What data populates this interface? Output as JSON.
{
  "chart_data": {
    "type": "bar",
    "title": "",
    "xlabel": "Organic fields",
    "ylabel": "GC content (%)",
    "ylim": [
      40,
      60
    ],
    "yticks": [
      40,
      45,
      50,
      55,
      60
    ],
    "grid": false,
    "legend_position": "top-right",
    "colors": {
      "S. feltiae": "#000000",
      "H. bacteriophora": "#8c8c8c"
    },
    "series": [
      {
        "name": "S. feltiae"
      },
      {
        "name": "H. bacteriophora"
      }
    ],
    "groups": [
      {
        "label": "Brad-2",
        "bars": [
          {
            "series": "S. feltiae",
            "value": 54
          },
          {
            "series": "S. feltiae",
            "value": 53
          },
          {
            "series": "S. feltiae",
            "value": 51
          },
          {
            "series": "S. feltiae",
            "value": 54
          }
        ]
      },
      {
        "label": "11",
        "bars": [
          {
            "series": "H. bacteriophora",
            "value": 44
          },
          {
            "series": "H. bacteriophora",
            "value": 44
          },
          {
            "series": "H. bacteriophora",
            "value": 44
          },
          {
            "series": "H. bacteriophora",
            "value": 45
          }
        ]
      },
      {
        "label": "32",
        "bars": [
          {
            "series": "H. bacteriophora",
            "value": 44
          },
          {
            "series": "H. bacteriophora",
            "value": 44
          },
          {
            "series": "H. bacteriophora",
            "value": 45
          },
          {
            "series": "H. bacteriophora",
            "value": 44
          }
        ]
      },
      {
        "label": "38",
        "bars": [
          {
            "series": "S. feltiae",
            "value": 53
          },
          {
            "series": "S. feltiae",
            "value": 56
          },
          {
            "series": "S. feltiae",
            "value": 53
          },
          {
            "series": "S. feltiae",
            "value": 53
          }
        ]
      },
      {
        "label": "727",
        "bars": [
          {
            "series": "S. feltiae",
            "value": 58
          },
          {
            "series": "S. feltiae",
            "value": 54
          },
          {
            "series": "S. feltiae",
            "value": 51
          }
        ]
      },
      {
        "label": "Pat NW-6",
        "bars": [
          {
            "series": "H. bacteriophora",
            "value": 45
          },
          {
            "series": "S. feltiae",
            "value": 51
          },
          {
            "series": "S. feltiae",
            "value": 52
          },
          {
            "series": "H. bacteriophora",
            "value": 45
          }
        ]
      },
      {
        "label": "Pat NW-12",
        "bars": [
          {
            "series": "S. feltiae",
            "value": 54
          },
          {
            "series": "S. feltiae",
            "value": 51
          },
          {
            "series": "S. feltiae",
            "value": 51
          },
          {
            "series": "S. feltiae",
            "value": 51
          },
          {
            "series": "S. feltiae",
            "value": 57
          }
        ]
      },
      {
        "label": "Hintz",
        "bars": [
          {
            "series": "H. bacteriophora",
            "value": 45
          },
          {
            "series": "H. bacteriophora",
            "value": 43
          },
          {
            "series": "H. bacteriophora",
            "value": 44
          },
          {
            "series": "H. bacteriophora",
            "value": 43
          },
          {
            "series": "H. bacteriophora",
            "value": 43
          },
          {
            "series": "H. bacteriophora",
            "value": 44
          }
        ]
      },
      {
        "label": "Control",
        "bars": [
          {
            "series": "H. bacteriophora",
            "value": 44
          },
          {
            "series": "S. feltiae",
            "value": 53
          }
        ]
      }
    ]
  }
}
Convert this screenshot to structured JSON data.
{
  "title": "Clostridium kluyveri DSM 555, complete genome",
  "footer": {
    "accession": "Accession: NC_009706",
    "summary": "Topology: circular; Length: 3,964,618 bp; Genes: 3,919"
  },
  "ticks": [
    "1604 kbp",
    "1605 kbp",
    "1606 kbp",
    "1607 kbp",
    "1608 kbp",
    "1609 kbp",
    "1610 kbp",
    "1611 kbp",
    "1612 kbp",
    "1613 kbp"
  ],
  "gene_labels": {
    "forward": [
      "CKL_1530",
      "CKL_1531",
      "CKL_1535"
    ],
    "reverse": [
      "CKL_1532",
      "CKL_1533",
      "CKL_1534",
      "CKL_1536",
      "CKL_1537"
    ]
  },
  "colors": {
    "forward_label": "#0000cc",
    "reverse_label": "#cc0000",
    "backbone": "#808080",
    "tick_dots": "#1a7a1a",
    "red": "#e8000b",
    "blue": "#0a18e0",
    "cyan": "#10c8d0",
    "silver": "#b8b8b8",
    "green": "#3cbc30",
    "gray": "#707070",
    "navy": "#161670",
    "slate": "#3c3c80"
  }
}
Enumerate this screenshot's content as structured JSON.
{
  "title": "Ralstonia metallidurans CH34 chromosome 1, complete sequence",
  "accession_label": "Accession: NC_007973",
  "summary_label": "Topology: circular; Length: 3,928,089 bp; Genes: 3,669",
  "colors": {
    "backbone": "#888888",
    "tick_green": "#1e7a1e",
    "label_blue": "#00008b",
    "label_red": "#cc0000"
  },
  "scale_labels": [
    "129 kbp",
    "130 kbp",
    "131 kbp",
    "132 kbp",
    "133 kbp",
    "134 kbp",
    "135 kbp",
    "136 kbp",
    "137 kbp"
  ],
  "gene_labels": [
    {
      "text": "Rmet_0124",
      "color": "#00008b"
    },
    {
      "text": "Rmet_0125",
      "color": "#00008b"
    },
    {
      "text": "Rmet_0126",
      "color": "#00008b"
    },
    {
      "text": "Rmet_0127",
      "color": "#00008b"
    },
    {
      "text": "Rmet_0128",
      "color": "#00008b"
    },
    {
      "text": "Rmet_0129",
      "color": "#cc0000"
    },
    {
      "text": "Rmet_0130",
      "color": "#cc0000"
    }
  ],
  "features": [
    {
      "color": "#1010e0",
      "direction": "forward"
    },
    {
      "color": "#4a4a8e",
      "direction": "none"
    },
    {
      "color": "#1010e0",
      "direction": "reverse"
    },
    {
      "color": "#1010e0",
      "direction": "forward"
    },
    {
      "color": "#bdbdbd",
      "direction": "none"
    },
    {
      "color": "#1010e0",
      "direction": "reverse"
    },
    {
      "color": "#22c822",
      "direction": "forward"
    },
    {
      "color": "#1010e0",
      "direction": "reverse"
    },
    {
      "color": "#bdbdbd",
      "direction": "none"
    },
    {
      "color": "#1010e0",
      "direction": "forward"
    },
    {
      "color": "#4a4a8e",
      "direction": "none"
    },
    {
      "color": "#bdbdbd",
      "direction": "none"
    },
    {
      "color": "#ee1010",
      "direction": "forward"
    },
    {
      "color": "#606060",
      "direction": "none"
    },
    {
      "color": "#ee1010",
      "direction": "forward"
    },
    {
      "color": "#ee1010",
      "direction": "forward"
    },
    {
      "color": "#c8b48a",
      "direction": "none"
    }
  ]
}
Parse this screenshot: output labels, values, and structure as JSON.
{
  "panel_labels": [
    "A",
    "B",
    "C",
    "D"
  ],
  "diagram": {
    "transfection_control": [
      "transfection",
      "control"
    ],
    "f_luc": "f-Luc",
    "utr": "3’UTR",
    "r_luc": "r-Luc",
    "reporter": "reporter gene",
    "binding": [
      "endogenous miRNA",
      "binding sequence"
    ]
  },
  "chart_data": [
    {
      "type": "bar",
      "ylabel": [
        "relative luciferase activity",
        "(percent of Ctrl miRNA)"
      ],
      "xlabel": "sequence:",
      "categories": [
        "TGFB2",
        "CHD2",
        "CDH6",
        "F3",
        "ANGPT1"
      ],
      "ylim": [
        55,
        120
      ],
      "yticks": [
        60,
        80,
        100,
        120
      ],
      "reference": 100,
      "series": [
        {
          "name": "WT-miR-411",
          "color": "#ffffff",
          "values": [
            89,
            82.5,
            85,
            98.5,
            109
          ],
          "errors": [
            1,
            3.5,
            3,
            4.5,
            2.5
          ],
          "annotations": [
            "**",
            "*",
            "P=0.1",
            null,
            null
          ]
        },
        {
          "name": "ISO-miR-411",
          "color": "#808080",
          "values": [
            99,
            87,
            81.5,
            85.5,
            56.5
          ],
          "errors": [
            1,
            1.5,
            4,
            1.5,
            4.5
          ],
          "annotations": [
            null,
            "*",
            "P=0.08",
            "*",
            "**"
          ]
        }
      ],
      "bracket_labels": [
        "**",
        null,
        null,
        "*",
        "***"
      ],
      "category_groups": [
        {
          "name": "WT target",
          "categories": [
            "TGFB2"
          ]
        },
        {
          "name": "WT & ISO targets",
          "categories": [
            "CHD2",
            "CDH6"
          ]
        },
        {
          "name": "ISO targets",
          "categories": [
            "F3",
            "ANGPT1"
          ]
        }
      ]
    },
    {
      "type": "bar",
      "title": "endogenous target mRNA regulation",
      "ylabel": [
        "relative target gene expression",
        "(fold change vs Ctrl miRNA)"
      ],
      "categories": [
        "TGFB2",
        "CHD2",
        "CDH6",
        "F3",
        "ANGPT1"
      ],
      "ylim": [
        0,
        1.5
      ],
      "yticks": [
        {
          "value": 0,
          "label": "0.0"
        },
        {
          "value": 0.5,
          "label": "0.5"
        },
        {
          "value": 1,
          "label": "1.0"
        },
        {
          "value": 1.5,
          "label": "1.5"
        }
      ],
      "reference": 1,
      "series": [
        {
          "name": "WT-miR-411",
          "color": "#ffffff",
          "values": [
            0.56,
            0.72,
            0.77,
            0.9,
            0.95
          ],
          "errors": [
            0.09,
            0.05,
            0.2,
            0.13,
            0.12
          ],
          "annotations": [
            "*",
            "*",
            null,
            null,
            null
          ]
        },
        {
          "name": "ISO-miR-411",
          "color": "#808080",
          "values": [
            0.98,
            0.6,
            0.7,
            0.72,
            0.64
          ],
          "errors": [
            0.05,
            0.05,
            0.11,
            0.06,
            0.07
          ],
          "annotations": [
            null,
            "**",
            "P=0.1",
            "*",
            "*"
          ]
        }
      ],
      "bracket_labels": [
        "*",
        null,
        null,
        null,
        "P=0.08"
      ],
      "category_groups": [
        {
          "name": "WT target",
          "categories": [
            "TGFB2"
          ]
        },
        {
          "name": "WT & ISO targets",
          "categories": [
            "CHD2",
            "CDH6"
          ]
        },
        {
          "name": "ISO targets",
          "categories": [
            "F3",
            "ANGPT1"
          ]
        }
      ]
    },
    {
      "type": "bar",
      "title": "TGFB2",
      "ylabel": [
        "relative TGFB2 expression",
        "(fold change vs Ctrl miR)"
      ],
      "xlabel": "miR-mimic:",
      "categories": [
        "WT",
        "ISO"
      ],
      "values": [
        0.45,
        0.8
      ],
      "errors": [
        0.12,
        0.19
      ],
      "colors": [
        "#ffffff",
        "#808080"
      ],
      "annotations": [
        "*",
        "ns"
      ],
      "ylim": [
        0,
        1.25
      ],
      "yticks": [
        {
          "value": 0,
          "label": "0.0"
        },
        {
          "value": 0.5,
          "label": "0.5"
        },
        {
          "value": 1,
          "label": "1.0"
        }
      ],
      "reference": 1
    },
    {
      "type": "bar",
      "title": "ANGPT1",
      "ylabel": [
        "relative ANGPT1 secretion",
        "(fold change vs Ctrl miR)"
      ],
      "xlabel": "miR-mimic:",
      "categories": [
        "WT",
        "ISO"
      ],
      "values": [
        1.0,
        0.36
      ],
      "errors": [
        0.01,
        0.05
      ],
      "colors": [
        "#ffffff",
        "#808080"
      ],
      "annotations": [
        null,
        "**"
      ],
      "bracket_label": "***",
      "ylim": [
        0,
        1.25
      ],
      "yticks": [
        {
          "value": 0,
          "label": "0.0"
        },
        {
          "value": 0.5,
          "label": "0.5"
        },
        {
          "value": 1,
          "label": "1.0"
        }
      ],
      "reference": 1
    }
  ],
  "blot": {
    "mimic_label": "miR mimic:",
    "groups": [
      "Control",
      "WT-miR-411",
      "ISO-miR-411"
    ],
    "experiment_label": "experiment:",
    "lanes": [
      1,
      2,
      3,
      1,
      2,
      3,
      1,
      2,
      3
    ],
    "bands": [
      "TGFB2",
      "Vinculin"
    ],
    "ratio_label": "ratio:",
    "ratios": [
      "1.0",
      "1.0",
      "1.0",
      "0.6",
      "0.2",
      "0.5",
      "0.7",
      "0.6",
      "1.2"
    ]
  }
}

++++++++

=== PROBLEM TO WORK ON ===
Only the lines that contain the string "content" are to be copied from the records.

=== RESPONSE FOR THIS EXERCISE ===
    "ylabel": "GC content (%)",
Enumerate this screenshot's content as structured JSON.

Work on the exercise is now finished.